(Chart and figure data)
"""

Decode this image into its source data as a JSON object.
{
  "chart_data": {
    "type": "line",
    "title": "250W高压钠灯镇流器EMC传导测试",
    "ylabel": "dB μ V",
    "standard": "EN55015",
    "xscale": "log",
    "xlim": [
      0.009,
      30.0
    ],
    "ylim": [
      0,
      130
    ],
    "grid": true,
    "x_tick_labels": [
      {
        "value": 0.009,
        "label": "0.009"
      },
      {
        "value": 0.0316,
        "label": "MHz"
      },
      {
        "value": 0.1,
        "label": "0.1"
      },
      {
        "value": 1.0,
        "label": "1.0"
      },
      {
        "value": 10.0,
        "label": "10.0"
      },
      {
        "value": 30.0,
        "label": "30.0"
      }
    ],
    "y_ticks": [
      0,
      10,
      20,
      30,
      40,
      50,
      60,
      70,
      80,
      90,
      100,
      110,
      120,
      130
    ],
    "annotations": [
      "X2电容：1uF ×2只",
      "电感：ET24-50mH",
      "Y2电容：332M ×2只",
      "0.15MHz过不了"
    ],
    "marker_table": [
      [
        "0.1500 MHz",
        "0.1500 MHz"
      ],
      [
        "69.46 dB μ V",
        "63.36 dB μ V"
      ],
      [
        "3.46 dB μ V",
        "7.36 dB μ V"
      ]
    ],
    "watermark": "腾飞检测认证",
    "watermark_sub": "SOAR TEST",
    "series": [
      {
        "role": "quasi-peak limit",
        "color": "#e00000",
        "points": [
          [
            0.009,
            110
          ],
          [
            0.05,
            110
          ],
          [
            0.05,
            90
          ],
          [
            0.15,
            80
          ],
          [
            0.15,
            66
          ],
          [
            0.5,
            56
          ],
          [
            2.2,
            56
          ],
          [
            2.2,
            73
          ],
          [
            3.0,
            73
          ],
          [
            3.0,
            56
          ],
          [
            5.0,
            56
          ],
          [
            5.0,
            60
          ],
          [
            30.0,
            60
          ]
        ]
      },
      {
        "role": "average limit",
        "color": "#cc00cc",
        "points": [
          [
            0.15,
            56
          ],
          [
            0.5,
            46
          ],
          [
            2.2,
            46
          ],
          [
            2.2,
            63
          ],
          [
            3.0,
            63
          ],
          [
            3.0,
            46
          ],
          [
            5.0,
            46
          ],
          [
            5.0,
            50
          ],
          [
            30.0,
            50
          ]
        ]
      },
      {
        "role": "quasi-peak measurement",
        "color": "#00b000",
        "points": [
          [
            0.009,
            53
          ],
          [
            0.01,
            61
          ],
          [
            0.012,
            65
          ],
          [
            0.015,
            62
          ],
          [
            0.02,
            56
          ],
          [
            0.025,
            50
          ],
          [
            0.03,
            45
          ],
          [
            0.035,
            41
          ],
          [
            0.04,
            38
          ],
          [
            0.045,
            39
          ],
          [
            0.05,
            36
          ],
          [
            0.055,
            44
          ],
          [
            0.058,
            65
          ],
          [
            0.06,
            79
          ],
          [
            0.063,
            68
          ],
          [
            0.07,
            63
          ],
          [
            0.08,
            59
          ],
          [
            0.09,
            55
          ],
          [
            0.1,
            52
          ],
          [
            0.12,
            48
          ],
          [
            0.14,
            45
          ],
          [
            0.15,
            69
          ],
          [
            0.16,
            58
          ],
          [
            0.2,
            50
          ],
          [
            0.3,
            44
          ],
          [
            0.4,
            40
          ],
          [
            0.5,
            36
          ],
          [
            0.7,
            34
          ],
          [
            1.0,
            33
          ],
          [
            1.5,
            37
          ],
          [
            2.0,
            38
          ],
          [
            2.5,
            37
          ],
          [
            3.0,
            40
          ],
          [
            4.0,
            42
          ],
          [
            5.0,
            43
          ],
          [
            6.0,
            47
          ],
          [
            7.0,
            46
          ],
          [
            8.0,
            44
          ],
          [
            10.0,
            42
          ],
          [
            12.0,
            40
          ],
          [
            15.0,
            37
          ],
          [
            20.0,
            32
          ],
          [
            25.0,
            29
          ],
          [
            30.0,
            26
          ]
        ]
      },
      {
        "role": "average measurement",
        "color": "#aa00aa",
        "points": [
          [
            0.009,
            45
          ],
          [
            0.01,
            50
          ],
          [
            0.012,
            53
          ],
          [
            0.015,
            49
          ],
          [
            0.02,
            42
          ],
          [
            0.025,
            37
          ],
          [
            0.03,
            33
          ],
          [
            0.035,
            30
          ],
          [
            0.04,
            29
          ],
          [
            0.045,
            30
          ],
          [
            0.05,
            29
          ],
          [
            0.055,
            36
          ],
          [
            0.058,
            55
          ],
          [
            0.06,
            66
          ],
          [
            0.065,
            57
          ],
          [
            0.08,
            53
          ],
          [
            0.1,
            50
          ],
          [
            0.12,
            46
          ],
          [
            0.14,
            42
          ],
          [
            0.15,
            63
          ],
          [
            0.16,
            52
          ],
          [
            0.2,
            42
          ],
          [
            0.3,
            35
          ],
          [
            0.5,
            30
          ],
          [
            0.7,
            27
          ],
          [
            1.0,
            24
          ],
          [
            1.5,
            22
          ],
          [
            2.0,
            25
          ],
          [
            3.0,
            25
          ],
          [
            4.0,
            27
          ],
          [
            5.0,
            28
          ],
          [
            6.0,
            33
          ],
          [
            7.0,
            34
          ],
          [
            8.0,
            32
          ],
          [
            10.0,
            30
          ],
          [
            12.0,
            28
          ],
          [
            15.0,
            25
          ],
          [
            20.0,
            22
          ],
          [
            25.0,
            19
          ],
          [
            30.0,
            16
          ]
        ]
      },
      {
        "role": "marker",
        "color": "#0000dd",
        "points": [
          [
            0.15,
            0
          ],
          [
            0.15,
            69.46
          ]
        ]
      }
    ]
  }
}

"""

# WRITTEN PROBLEM
Locate the word "color" in the data above. Copy every line carrying it.

# EXERCISE SOLUTION
        "color": "#e00000",
        "color": "#cc00cc",
        "color": "#00b000",
        "color": "#aa00aa",
        "color": "#0000dd",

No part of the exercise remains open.